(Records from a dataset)
★ ★ ★

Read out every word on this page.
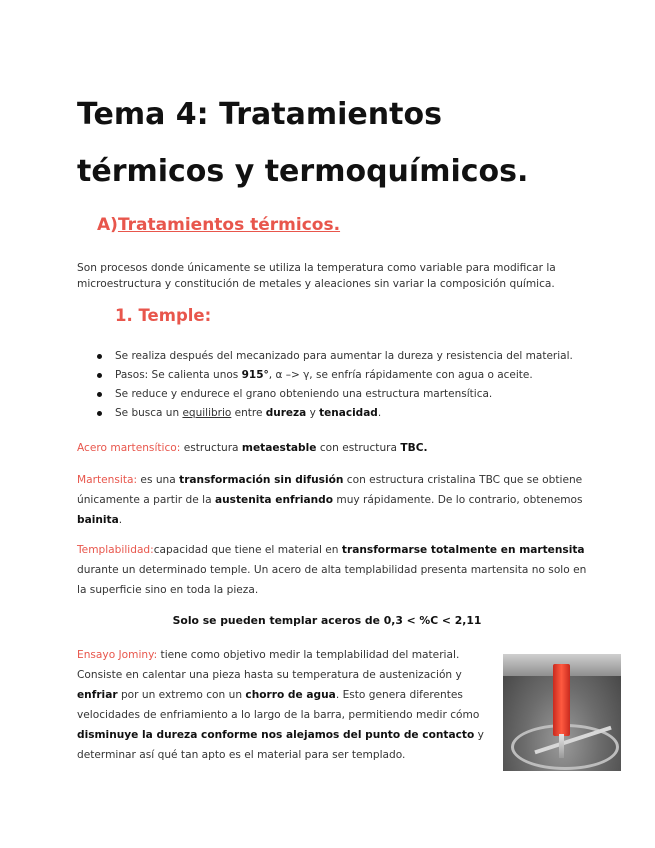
Tema 4: Tratamientos
térmicos y termoquímicos.
A)Tratamientos térmicos.

Son procesos donde únicamente se utiliza la temperatura como variable para modificar la microestructura y constitución de metales y aleaciones sin variar la composición química.

1. Temple:
Se realiza después del mecanizado para aumentar la dureza y resistencia del material.
Pasos: Se calienta unos 915°, α –> γ, se enfría rápidamente con agua o aceite.
Se reduce y endurece el grano obteniendo una estructura martensítica.
Se busca un equilibrio entre dureza y tenacidad.

Acero martensítico: estructura metaestable con estructura TBC.

Martensita: es una transformación sin difusión con estructura cristalina TBC que se obtiene únicamente a partir de la austenita enfriando muy rápidamente. De lo contrario, obtenemos bainita.

Templabilidad:capacidad que tiene el material en transformarse totalmente en martensita durante un determinado temple. Un acero de alta templabilidad presenta martensita no solo en la superficie sino en toda la pieza.

Solo se pueden templar aceros de 0,3 < %C < 2,11

Ensayo Jominy: tiene como objetivo medir la templabilidad del material. Consiste en calentar una pieza hasta su temperatura de austenización y enfriar por un extremo con un chorro de agua. Esto genera diferentes velocidades de enfriamiento a lo largo de la barra, permitiendo medir cómo disminuye la dureza conforme nos alejamos del punto de contacto y determinar así qué tan apto es el material para ser templado.
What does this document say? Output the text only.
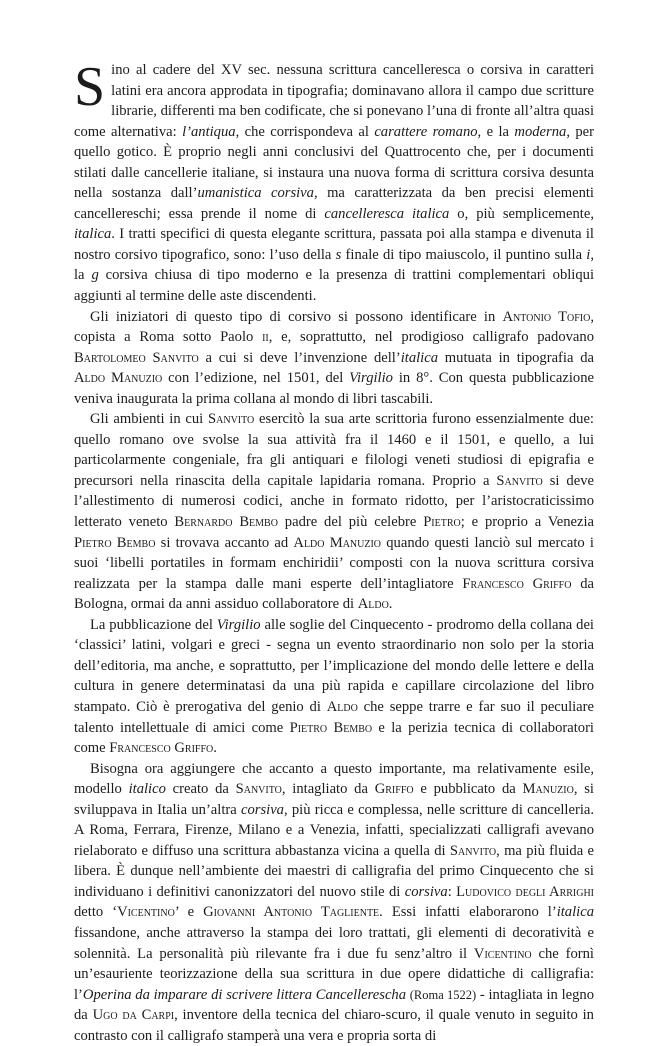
Sino al cadere del XV sec. nessuna scrittura cancelleresca o corsiva in caratteri latini era ancora approdata in tipografia; dominavano allora il campo due scritture librarie, differenti ma ben codificate, che si ponevano l’una di fronte all’altra quasi come alternativa: l’antiqua, che corrispondeva al carattere romano, e la moderna, per quello gotico. È proprio negli anni conclusivi del Quattrocento che, per i documenti stilati dalle cancellerie italiane, si instaura una nuova forma di scrittura corsiva desunta nella sostanza dall’umanistica corsiva, ma caratterizzata da ben precisi elementi cancellereschi; essa prende il nome di cancelleresca italica o, più semplicemente, italica. I tratti specifici di questa elegante scrittura, passata poi alla stampa e divenuta il nostro corsivo tipografico, sono: l’uso della s finale di tipo maiuscolo, il puntino sulla i, la g corsiva chiusa di tipo moderno e la presenza di trattini complementari obliqui aggiunti al termine delle aste discendenti.

Gli iniziatori di questo tipo di corsivo si possono identificare in Antonio Tofio, copista a Roma sotto Paolo ii, e, soprattutto, nel prodigioso calligrafo padovano Bartolomeo Sanvito a cui si deve l’invenzione dell’italica mutuata in tipografia da Aldo Manuzio con l’edizione, nel 1501, del Virgilio in 8°. Con questa pubblicazione veniva inaugurata la prima collana al mondo di libri tascabili.

Gli ambienti in cui Sanvito esercitò la sua arte scrittoria furono essenzialmente due: quello romano ove svolse la sua attività fra il 1460 e il 1501, e quello, a lui particolarmente congeniale, fra gli antiquari e filologi veneti studiosi di epigrafia e precursori nella rinascita della capitale lapidaria romana. Proprio a Sanvito si deve l’allestimento di numerosi codici, anche in formato ridotto, per l’aristocraticissimo letterato veneto Bernardo Bembo padre del più celebre Pietro; e proprio a Venezia Pietro Bembo si trovava accanto ad Aldo Manuzio quando questi lanciò sul mercato i suoi ‘libelli portatiles in formam enchiridii’ composti con la nuova scrittura corsiva realizzata per la stampa dalle mani esperte dell’intagliatore Francesco Griffo da Bologna, ormai da anni assiduo collaboratore di Aldo.

La pubblicazione del Virgilio alle soglie del Cinquecento - prodromo della collana dei ‘classici’ latini, volgari e greci - segna un evento straordinario non solo per la storia dell’editoria, ma anche, e soprattutto, per l’implicazione del mondo delle lettere e della cultura in genere determinatasi da una più rapida e capillare circolazione del libro stampato. Ciò è prerogativa del genio di Aldo che seppe trarre e far suo il peculiare talento intellettuale di amici come Pietro Bembo e la perizia tecnica di collaboratori come Francesco Griffo.

Bisogna ora aggiungere che accanto a questo importante, ma relativamente esile, modello italico creato da Sanvito, intagliato da Griffo e pubblicato da Manuzio, si sviluppava in Italia un’altra corsiva, più ricca e complessa, nelle scritture di cancelleria. A Roma, Ferrara, Firenze, Milano e a Venezia, infatti, specializzati calligrafi avevano rielaborato e diffuso una scrittura abbastanza vicina a quella di Sanvito, ma più fluida e libera. È dunque nell’ambiente dei maestri di calligrafia del primo Cinquecento che si individuano i definitivi canonizzatori del nuovo stile di corsiva: Ludovico degli Arrighi detto ‘Vicentino’ e Giovanni Antonio Tagliente. Essi infatti elaborarono l’italica fissandone, anche attraverso la stampa dei loro trattati, gli elementi di decoratività e solennità. La personalità più rilevante fra i due fu senz’altro il Vicentino che fornì un’esauriente teorizzazione della sua scrittura in due opere didattiche di calligrafia: l’Operina da imparare di scrivere littera Cancellerescha (Roma 1522) - intagliata in legno da Ugo da Carpi, inventore della tecnica del chiaro-scuro, il quale venuto in seguito in contrasto con il calligrafo stamperà una vera e propria sorta di
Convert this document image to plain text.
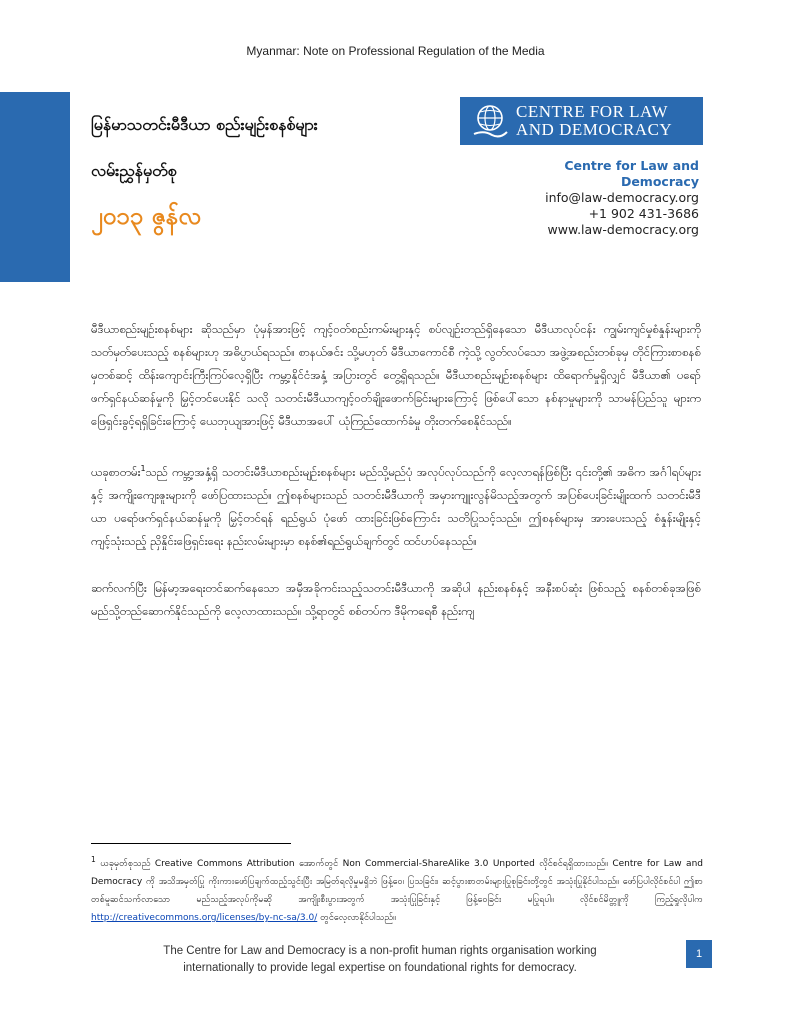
Myanmar: Note on Professional Regulation of the Media
မြန်မာသတင်းမီဒီယာ စည်းမျဉ်းစနစ်များ
လမ်းညွှန်မှတ်စု
၂၀၁၃ ဇွန်လ
CENTRE FOR LAW
AND DEMOCRACY
Centre for Law and Democracy
info@law-democracy.org
+1 902 431-3686
www.law-democracy.org

မီဒီယာစည်းမျဉ်းစနစ်များ ဆိုသည်မှာ ပုံမှန်အားဖြင့် ကျင့်ဝတ်စည်းကမ်းများနှင့် စပ်လျဉ်းတည်ရှိနေသော မီဒီယာလုပ်ငန်း ကျွမ်းကျင်မှုစံနှုန်းများကို သတ်မှတ်ပေးသည့် စနစ်များဟု အဓိပ္ပာယ်ရသည်။ စာနယ်ဇင်း သို့မဟုတ် မီဒီယာကောင်စီ ကဲ့သို့ လွတ်လပ်သော အဖွဲ့အစည်းတစ်ခုမှ တိုင်ကြားစာစနစ်မှတစ်ဆင့် ထိန်းကျောင်းကြီးကြပ်လေ့ရှိပြီး ကမ္ဘာ့နိုင်ငံအနှံ့ အပြားတွင် တွေ့ရှိရသည်။ မီဒီယာစည်းမျဉ်းစနစ်များ ထိရောက်မှုရှိလျှင် မီဒီယာ၏ ပရော်ဖက်ရှင်နယ်ဆန်မှုကို မြှင့်တင်ပေးနိုင် သလို သတင်းမီဒီယာကျင့်ဝတ်ချိုးဖောက်ခြင်းများကြောင့် ဖြစ်ပေါ်သော နစ်နာမှုများကို သာမန်ပြည်သူ များက ဖြေရှင်းခွင့်ရရှိခြင်းကြောင့် ယေဘုယျအားဖြင့် မီဒီယာအပေါ် ယုံကြည်ထောက်ခံမှု တိုးတက်စေနိုင်သည်။

ယခုစာတမ်း$^1$သည် ကမ္ဘာ့အနှံ့ရှိ သတင်းမီဒီယာစည်းမျဉ်းစနစ်များ မည်သို့မည်ပုံ အလုပ်လုပ်သည်ကို လေ့လာရန်ဖြစ်ပြီး ၎င်းတို့၏ အဓိက အင်္ဂါရပ်များနှင့် အကျိုးကျေးဇူးများကို ဖော်ပြထားသည်။ ဤစနစ်များသည် သတင်းမီဒီယာကို အမှားကျူးလွန်မိသည့်အတွက် အပြစ်ပေးခြင်းမျိုးထက် သတင်းမီဒီယာ ပရော်ဖက်ရှင်နယ်ဆန်မှုကို မြှင့်တင်ရန် ရည်ရွယ် ပုံဖော် ထားခြင်းဖြစ်ကြောင်း သတိပြုသင့်သည်။ ဤစနစ်များမှ အားပေးသည့် စံနှုန်းမျိုးနှင့် ကျင့်သုံးသည့် ညှိနှိုင်းဖြေရှင်းရေး နည်းလမ်းများမှာ စနစ်၏ရည်ရွယ်ချက်တွင် ထင်ဟပ်နေသည်။

ဆက်လက်ပြီး မြန်မာ့အရေးတင်ဆက်နေသော အမှီအခိုကင်းသည့်သတင်းမီဒီယာကို အဆိုပါ နည်းစနစ်နှင့် အနီးစပ်ဆုံး ဖြစ်သည့် စနစ်တစ်ခုအဖြစ် မည်သို့တည်ဆောက်နိုင်သည်ကို လေ့လာထားသည်။ သို့ရာတွင် စစ်တပ်က ဒီမိုကရေစီ နည်းကျ

$^1$ ယခုမှတ်စုသည် Creative Commons Attribution အောက်တွင် Non Commercial-ShareAlike 3.0 Unported လိုင်စင်ရရှိထားသည်။ Centre for Law and Democracy ကို အသိအမှတ်ပြု ကိုးကားဖော်ပြချက်ထည့်သွင်းပြီး အမြတ်ရလိုမှုမရှိဘဲ ဖြန့်ဝေ၊ ပြသခြင်း၊ ဆင့်ပွားစာတမ်းများပြုစုခြင်းတို့တွင် အသုံးပြုနိုင်ပါသည်။ ဖော်ပြပါလိုင်စင်ပါ ဤစာတစ်မူဆင်သက်လာသော မည်သည့်အလုပ်ကိုမဆို အကျိုးစီးပွားအတွက် အသုံးပြုခြင်းနှင့် ဖြန့်ဝေခြင်း မပြုရပါ။ လိုင်စင်မိတ္တူကို ကြည့်ရှုလိုပါက http://creativecommons.org/licenses/by-nc-sa/3.0/ တွင်လေ့လာနိုင်ပါသည်။
The Centre for Law and Democracy is a non-profit human rights organisation working
internationally to provide legal expertise on foundational rights for democracy.
1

★ ★ ★

Check each line of the data above for the word "rights" and say how many lines contain it, giving nothing besides the number.

### Output for this exercise
2